[Document page text data]
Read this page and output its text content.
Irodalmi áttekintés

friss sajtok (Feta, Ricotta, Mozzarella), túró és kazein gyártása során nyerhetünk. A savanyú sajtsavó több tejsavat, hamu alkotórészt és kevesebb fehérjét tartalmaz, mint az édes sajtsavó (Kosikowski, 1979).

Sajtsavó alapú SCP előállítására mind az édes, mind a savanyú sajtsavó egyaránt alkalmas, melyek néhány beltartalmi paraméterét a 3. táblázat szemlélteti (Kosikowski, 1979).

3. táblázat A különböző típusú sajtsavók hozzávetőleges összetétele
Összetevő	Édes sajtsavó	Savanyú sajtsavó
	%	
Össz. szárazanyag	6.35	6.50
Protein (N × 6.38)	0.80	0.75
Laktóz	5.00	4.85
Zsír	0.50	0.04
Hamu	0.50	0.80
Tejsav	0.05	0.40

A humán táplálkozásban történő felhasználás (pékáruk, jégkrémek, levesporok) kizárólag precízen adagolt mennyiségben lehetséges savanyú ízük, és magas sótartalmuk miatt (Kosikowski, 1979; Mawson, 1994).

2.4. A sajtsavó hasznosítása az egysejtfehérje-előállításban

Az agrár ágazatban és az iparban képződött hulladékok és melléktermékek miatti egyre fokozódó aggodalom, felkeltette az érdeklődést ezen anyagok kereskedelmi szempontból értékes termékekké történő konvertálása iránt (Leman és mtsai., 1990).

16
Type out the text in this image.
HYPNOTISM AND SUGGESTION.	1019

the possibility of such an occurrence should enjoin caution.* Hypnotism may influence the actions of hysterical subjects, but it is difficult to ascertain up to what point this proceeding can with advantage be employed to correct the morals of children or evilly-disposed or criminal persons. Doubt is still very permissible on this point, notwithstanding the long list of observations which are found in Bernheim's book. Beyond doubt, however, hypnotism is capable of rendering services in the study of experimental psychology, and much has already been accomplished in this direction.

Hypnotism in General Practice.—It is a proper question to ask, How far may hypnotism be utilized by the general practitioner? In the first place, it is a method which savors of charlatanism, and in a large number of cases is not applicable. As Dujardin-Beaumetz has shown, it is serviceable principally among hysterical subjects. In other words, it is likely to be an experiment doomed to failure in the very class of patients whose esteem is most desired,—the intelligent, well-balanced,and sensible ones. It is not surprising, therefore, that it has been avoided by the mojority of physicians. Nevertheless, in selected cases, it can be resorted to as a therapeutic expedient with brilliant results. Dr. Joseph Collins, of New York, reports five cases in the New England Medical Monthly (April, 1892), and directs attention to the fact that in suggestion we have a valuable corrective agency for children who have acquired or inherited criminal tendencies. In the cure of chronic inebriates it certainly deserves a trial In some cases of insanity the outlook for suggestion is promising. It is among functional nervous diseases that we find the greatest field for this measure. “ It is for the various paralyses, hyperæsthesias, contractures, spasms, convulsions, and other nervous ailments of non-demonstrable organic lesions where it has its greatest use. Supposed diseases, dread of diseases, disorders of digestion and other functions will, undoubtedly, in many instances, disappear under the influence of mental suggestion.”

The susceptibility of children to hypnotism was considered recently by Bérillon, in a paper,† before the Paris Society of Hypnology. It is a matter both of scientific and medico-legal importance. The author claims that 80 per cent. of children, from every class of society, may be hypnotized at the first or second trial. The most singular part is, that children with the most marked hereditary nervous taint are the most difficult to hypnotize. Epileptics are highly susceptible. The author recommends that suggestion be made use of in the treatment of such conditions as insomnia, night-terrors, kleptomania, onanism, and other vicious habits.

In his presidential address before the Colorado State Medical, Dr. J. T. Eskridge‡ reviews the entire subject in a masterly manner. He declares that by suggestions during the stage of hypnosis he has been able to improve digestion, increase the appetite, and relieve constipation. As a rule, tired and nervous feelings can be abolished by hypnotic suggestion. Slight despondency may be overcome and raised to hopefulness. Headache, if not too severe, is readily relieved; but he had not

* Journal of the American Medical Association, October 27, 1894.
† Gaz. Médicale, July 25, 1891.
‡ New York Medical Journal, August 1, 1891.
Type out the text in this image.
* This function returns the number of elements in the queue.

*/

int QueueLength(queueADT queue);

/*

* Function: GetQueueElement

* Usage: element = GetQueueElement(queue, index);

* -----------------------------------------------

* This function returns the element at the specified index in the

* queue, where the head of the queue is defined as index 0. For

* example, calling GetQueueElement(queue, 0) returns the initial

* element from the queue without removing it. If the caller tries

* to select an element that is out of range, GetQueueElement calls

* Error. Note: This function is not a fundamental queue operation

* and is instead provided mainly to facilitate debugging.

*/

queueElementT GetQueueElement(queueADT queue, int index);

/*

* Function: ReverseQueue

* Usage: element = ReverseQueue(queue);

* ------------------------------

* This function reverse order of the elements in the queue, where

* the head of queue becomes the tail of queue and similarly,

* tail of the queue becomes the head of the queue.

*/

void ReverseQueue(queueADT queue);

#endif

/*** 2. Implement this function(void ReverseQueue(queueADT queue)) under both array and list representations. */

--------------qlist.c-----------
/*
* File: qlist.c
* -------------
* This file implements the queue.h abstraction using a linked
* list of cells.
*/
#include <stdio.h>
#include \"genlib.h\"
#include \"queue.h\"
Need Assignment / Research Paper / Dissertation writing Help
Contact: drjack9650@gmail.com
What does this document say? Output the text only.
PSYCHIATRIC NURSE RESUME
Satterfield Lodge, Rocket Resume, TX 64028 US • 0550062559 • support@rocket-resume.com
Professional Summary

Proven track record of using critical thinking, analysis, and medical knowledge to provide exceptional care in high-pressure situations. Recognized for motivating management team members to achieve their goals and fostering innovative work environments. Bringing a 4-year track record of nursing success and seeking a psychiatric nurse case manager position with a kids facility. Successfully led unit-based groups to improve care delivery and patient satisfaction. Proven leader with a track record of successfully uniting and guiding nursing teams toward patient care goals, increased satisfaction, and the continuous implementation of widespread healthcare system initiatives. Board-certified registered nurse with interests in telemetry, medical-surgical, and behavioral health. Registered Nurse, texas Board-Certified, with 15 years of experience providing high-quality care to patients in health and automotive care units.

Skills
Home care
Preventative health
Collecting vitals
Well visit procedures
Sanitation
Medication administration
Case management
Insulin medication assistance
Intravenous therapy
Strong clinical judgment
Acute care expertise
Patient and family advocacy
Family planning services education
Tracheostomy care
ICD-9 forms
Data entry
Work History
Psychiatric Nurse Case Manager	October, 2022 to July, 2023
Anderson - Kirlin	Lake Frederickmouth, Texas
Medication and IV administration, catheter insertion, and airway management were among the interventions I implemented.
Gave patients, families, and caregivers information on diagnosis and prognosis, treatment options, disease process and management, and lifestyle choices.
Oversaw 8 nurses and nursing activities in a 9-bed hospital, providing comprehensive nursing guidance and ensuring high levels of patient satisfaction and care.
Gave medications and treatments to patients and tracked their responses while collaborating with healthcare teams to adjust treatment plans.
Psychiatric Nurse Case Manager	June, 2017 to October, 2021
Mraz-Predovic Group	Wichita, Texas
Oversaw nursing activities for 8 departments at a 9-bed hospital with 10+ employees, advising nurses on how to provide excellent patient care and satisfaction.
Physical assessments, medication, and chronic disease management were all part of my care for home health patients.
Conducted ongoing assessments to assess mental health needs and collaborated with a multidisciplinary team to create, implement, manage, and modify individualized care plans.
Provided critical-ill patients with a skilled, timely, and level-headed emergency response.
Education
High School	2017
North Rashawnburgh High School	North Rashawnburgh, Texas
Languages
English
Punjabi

▸ Work order: Only lines containing the word "elements" should appear in the answer, and every such line from the records above must be there.

▸ Output below:
* This function returns the number of elements in the queue.
* This function reverse order of the elements in the queue, where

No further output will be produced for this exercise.